• _Required work_
Write out again, word for word, the stretch from the line containing "distance-text: 7 kilometers" through the line containing "nope-button[interactable] <box>809 872", including both of those lines. Give only those lines from the items.

• _Supplied entries_
════════════════

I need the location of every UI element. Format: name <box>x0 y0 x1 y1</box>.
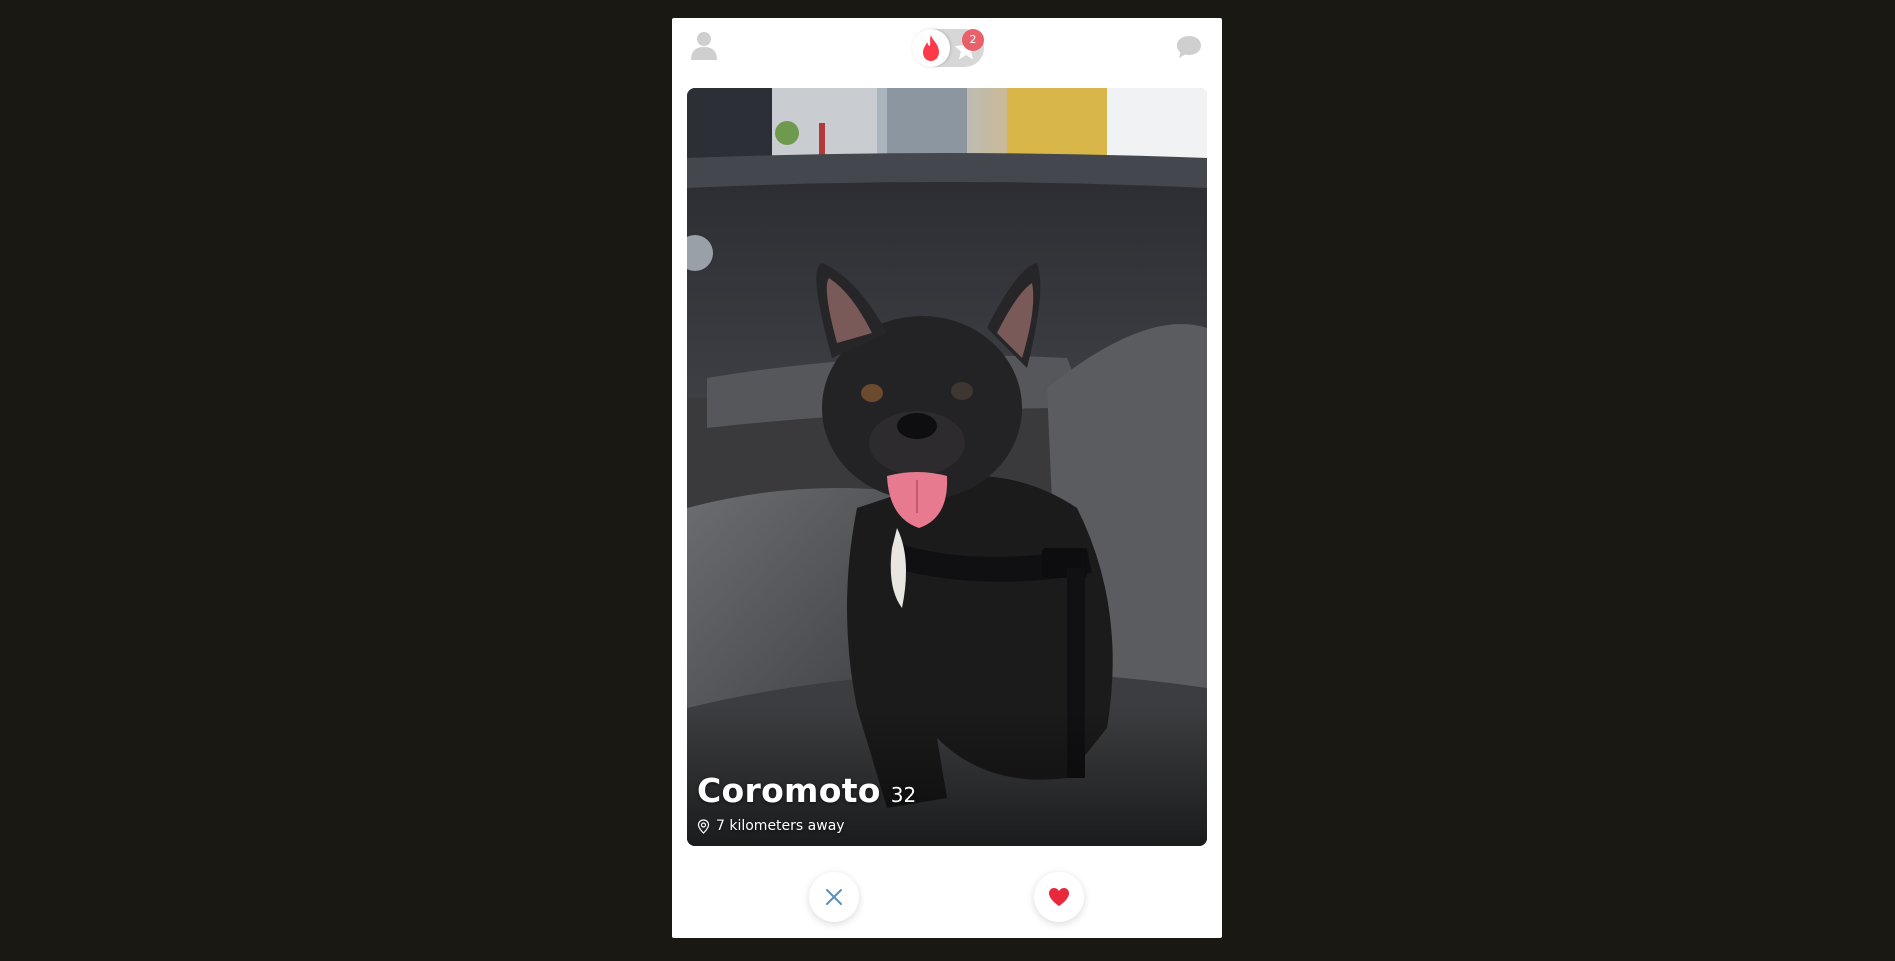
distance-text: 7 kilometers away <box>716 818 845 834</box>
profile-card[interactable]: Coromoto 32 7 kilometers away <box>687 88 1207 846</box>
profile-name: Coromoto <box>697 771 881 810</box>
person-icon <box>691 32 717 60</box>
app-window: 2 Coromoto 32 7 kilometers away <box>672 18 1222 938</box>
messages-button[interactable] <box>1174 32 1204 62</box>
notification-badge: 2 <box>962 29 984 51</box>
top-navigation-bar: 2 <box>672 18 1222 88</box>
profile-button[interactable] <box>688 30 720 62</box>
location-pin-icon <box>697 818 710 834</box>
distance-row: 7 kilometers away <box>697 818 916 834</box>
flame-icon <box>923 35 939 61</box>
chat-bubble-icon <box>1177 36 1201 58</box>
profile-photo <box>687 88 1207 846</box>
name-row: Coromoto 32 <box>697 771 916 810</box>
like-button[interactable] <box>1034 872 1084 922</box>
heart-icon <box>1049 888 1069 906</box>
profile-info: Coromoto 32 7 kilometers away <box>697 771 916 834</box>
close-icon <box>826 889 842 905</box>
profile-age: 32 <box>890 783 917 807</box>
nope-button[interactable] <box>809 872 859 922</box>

════════════════

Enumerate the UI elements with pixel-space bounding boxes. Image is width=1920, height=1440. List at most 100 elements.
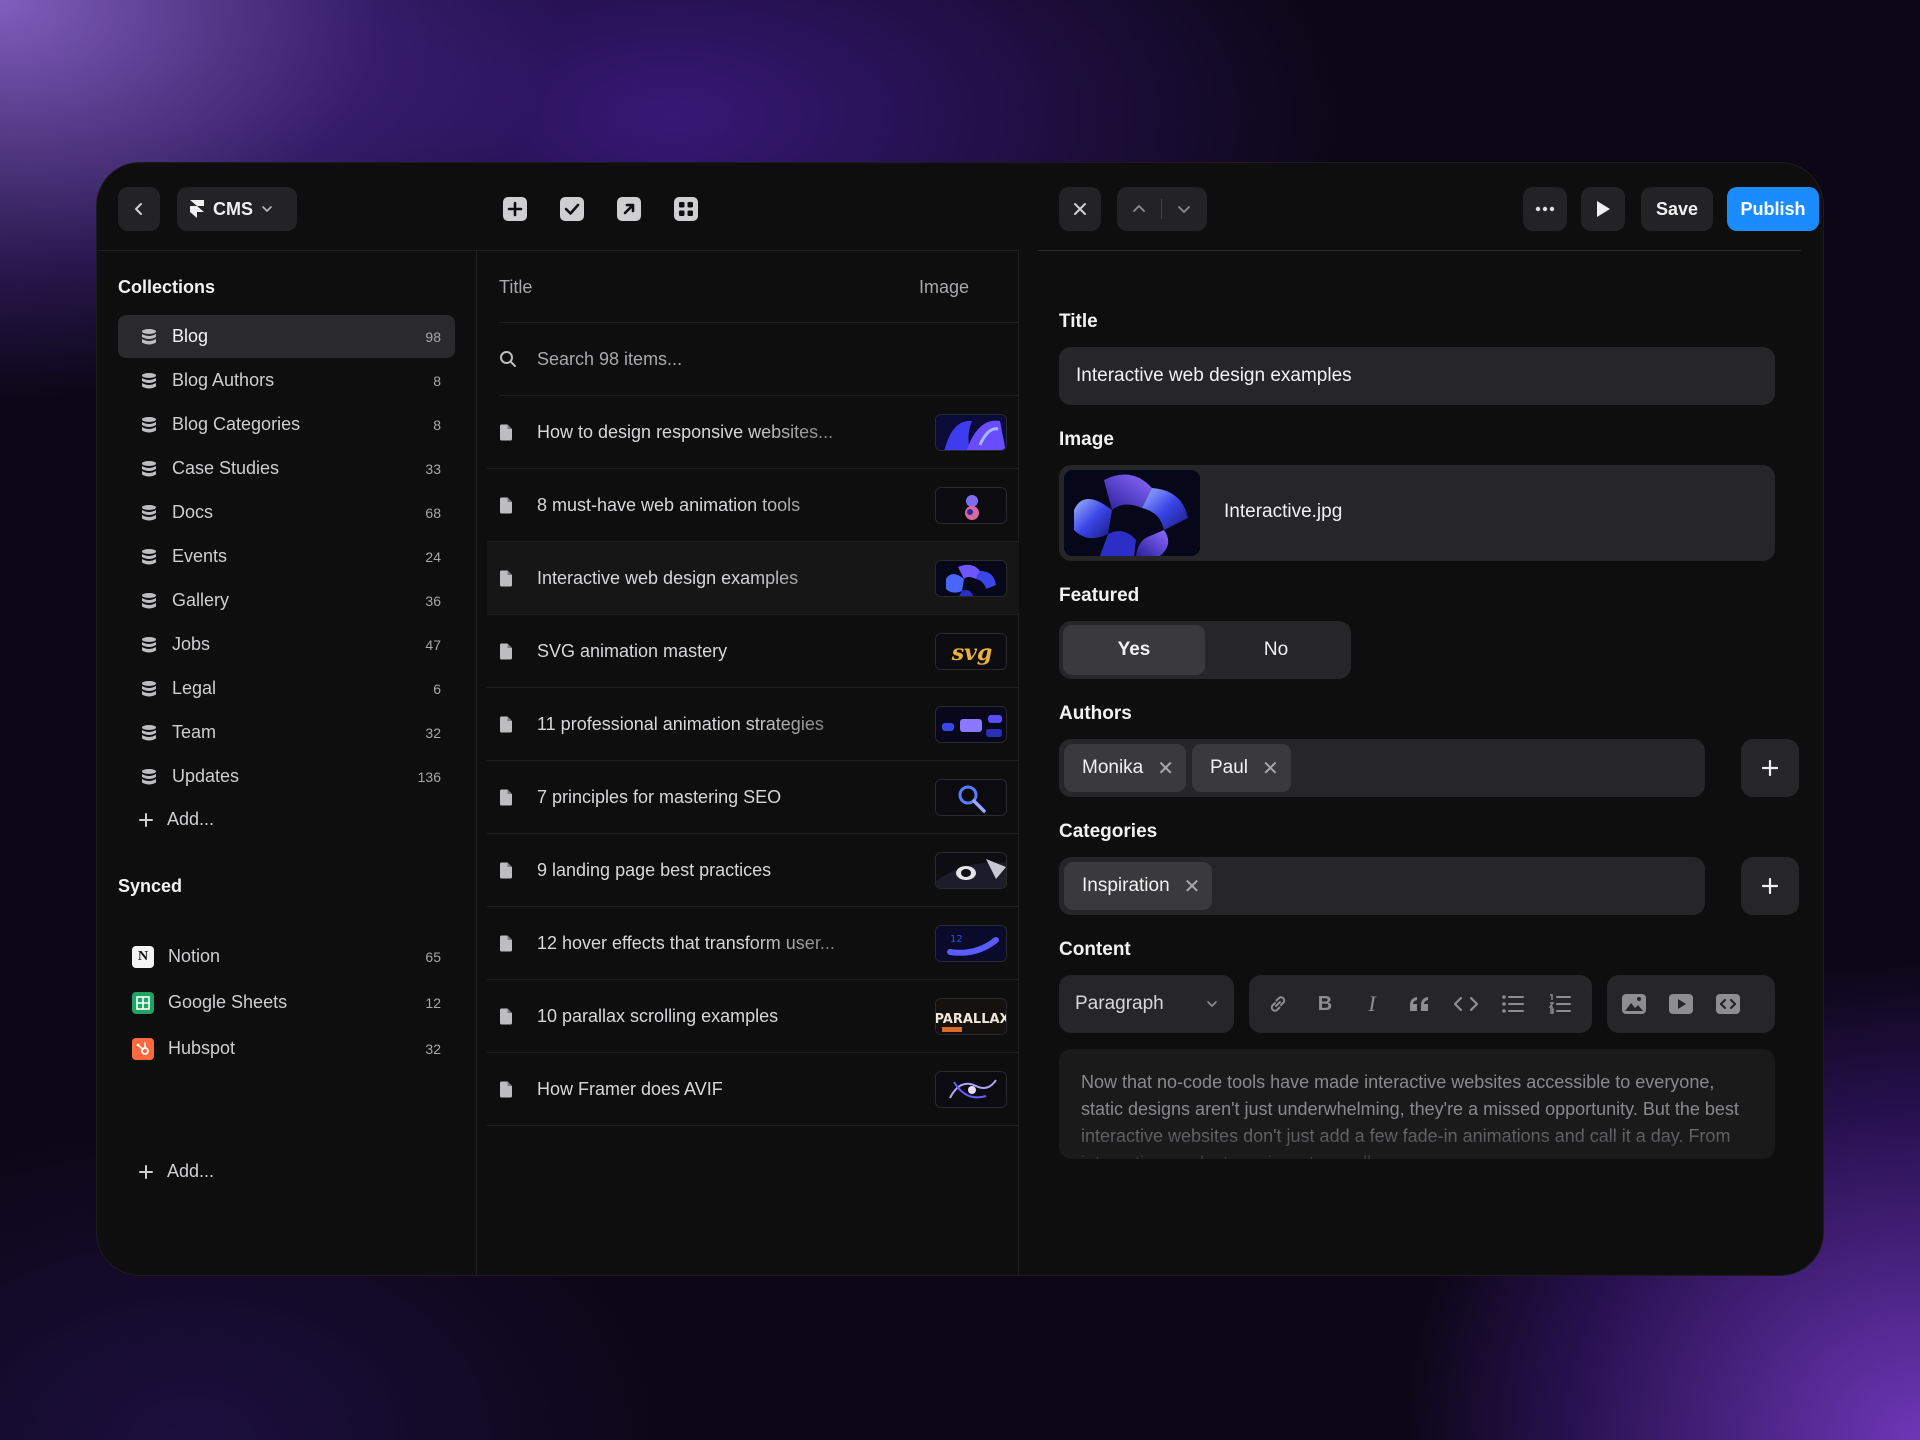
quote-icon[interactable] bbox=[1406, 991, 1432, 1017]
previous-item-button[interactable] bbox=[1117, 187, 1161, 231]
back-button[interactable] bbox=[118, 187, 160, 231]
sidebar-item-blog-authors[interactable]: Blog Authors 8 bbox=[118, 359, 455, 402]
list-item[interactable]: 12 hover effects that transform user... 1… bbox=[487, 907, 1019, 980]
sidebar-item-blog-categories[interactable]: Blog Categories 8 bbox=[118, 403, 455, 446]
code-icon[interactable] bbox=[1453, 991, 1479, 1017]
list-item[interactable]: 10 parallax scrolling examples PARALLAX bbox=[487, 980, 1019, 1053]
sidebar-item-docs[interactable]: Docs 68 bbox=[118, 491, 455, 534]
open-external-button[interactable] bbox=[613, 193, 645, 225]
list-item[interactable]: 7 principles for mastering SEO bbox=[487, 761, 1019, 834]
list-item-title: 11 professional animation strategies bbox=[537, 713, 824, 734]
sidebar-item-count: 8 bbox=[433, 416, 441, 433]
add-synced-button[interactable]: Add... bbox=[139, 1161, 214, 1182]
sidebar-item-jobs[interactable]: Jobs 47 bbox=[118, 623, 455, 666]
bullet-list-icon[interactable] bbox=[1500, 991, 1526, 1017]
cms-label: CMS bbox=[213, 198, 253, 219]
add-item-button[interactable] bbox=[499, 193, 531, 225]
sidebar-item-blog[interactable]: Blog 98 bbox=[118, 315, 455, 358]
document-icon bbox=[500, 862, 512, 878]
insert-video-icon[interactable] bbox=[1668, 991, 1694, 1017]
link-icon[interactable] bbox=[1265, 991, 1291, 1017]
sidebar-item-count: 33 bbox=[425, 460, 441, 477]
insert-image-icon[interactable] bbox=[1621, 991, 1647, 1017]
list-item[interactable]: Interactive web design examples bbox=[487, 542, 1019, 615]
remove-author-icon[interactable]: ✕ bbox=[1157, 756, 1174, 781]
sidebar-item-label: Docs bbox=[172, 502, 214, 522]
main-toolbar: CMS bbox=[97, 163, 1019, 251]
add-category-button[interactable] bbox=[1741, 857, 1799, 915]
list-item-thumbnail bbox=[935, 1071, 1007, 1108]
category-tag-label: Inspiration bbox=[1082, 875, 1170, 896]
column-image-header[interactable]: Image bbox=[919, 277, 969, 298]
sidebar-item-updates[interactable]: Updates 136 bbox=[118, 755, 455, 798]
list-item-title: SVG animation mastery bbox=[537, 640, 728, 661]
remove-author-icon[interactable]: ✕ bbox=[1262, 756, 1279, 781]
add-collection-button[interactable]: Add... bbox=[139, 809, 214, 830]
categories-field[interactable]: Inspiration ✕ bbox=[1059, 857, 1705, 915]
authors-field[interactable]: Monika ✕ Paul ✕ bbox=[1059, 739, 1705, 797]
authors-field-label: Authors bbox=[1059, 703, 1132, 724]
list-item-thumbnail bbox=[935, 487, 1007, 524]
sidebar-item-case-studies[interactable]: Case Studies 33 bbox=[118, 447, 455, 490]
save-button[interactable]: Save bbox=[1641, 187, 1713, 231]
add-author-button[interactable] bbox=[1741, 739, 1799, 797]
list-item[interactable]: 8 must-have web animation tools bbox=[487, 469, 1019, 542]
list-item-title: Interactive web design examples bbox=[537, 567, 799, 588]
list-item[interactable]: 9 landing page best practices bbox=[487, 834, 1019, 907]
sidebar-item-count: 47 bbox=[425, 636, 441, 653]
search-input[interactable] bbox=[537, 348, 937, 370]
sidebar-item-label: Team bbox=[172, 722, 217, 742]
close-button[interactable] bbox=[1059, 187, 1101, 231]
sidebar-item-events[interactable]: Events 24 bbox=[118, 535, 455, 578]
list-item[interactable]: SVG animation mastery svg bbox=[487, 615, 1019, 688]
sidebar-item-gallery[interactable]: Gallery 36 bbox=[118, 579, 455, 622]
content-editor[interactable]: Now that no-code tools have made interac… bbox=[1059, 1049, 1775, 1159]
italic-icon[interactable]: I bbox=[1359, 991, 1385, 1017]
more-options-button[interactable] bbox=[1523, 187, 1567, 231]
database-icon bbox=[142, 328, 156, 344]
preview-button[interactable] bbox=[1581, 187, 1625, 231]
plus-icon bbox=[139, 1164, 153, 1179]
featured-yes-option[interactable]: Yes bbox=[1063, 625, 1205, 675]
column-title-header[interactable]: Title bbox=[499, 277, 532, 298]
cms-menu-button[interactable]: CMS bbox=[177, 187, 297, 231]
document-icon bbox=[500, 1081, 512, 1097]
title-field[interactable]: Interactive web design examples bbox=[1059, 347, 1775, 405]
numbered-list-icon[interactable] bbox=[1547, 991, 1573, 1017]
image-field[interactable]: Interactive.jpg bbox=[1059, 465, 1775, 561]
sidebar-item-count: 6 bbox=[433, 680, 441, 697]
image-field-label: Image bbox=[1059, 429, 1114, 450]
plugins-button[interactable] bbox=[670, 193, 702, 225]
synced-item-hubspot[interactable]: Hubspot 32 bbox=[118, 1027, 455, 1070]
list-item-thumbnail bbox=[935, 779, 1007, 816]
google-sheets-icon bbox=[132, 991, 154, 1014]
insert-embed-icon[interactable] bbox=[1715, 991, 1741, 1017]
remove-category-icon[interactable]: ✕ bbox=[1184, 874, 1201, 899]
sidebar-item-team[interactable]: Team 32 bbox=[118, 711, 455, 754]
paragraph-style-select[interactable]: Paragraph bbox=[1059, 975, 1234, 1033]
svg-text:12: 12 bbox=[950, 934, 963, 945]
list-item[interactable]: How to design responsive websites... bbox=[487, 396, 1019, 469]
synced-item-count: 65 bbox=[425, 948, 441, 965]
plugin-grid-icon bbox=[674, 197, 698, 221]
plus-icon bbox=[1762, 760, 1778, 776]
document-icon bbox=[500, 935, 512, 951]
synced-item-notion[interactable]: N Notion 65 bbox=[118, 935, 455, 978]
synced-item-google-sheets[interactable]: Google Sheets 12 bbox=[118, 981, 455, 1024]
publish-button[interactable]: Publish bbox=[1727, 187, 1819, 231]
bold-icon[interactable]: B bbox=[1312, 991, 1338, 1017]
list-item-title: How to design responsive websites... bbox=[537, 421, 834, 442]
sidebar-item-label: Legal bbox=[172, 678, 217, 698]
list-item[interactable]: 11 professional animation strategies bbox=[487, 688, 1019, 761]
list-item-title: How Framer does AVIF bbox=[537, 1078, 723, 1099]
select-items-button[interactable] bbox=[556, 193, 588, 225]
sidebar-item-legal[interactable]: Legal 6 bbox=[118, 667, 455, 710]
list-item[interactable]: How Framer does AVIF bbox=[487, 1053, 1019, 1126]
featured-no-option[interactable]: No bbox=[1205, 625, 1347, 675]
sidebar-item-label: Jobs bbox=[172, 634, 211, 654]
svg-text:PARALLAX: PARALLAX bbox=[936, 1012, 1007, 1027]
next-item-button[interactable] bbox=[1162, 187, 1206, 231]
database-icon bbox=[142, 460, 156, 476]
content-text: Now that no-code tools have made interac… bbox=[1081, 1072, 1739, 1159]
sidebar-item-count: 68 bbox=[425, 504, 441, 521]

════════════════

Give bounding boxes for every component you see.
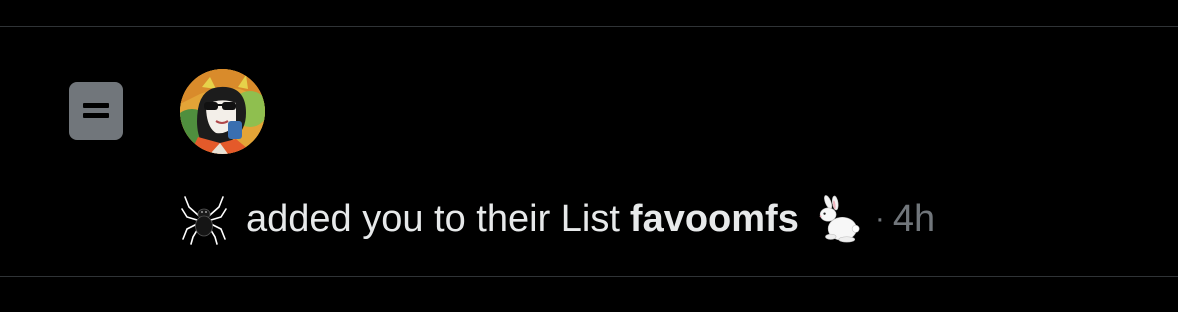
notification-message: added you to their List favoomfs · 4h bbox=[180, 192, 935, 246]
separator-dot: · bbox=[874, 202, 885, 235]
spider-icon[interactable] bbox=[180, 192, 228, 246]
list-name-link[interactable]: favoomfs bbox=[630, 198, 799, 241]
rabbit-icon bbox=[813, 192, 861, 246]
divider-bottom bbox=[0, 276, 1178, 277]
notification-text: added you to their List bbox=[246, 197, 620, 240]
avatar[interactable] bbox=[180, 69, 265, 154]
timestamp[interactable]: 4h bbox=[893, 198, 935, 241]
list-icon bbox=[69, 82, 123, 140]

════════════════

• _Solved exercise_
distance-text: 7 kilometers away <box>716 818 845 834</box>
profile-card[interactable]: Coromoto 32 7 kilometers away <box>687 88 1207 846</box>
profile-name: Coromoto <box>697 771 881 810</box>
person-icon <box>691 32 717 60</box>
app-window: 2 Coromoto 32 7 kilometers away <box>672 18 1222 938</box>
messages-button[interactable] <box>1174 32 1204 62</box>
notification-badge: 2 <box>962 29 984 51</box>
top-navigation-bar: 2 <box>672 18 1222 88</box>
profile-button[interactable] <box>688 30 720 62</box>
location-pin-icon <box>697 818 710 834</box>
distance-row: 7 kilometers away <box>697 818 916 834</box>
flame-icon <box>923 35 939 61</box>
chat-bubble-icon <box>1177 36 1201 58</box>
profile-photo <box>687 88 1207 846</box>
name-row: Coromoto 32 <box>697 771 916 810</box>
like-button[interactable] <box>1034 872 1084 922</box>
heart-icon <box>1049 888 1069 906</box>
profile-info: Coromoto 32 7 kilometers away <box>697 771 916 834</box>
close-icon <box>826 889 842 905</box>
profile-age: 32 <box>890 783 917 807</box>
nope-button[interactable] <box>809 872 859 922</box>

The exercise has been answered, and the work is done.